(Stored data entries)

--------------------------------

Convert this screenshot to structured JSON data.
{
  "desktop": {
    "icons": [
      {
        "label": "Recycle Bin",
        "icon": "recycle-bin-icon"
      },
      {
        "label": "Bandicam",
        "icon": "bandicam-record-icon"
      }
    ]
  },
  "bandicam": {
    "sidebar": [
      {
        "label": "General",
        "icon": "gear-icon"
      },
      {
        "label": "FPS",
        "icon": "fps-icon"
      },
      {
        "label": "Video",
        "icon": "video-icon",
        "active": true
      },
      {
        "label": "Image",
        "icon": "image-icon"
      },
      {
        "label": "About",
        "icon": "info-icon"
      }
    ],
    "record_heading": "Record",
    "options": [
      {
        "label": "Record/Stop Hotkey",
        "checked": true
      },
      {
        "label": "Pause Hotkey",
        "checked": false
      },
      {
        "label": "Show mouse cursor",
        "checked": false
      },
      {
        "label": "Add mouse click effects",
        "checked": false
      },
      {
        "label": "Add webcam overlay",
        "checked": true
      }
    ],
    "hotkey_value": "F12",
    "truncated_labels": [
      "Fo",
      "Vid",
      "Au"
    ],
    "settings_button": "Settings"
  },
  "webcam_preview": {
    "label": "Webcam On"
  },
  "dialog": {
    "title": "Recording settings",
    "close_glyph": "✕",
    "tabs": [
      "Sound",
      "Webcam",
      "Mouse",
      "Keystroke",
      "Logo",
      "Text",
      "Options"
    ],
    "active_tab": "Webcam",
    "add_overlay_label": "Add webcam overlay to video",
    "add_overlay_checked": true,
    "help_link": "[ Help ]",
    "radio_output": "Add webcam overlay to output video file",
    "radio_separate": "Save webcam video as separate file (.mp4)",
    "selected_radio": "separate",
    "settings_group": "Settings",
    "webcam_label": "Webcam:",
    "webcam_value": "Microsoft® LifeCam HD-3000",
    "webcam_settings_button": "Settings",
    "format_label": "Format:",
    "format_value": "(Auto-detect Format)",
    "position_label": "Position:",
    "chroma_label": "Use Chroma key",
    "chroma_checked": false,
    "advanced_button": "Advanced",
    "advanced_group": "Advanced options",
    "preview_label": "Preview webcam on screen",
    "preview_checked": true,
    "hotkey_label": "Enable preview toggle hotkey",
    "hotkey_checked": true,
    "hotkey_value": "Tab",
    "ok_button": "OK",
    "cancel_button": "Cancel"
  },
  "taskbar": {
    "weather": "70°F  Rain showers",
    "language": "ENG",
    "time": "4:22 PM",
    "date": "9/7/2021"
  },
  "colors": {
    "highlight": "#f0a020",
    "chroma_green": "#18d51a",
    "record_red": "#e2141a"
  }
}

--------------------------------

[EXERCISE AIM]: Transcribe every entry verbatim.

[WRITTEN ANSWER]:
Convert this screenshot to structured JSON data.
{
  "desktop": {
    "icons": [
      {
        "label": "Recycle Bin",
        "icon": "recycle-bin-icon"
      },
      {
        "label": "Bandicam",
        "icon": "bandicam-record-icon"
      }
    ]
  },
  "bandicam": {
    "sidebar": [
      {
        "label": "General",
        "icon": "gear-icon"
      },
      {
        "label": "FPS",
        "icon": "fps-icon"
      },
      {
        "label": "Video",
        "icon": "video-icon",
        "active": true
      },
      {
        "label": "Image",
        "icon": "image-icon"
      },
      {
        "label": "About",
        "icon": "info-icon"
      }
    ],
    "record_heading": "Record",
    "options": [
      {
        "label": "Record/Stop Hotkey",
        "checked": true
      },
      {
        "label": "Pause Hotkey",
        "checked": false
      },
      {
        "label": "Show mouse cursor",
        "checked": false
      },
      {
        "label": "Add mouse click effects",
        "checked": false
      },
      {
        "label": "Add webcam overlay",
        "checked": true
      }
    ],
    "hotkey_value": "F12",
    "truncated_labels": [
      "Fo",
      "Vid",
      "Au"
    ],
    "settings_button": "Settings"
  },
  "webcam_preview": {
    "label": "Webcam On"
  },
  "dialog": {
    "title": "Recording settings",
    "close_glyph": "✕",
    "tabs": [
      "Sound",
      "Webcam",
      "Mouse",
      "Keystroke",
      "Logo",
      "Text",
      "Options"
    ],
    "active_tab": "Webcam",
    "add_overlay_label": "Add webcam overlay to video",
    "add_overlay_checked": true,
    "help_link": "[ Help ]",
    "radio_output": "Add webcam overlay to output video file",
    "radio_separate": "Save webcam video as separate file (.mp4)",
    "selected_radio": "separate",
    "settings_group": "Settings",
    "webcam_label": "Webcam:",
    "webcam_value": "Microsoft® LifeCam HD-3000",
    "webcam_settings_button": "Settings",
    "format_label": "Format:",
    "format_value": "(Auto-detect Format)",
    "position_label": "Position:",
    "chroma_label": "Use Chroma key",
    "chroma_checked": false,
    "advanced_button": "Advanced",
    "advanced_group": "Advanced options",
    "preview_label": "Preview webcam on screen",
    "preview_checked": true,
    "hotkey_label": "Enable preview toggle hotkey",
    "hotkey_checked": true,
    "hotkey_value": "Tab",
    "ok_button": "OK",
    "cancel_button": "Cancel"
  },
  "taskbar": {
    "weather": "70°F  Rain showers",
    "language": "ENG",
    "time": "4:22 PM",
    "date": "9/7/2021"
  },
  "colors": {
    "highlight": "#f0a020",
    "chroma_green": "#18d51a",
    "record_red": "#e2141a"
  }
}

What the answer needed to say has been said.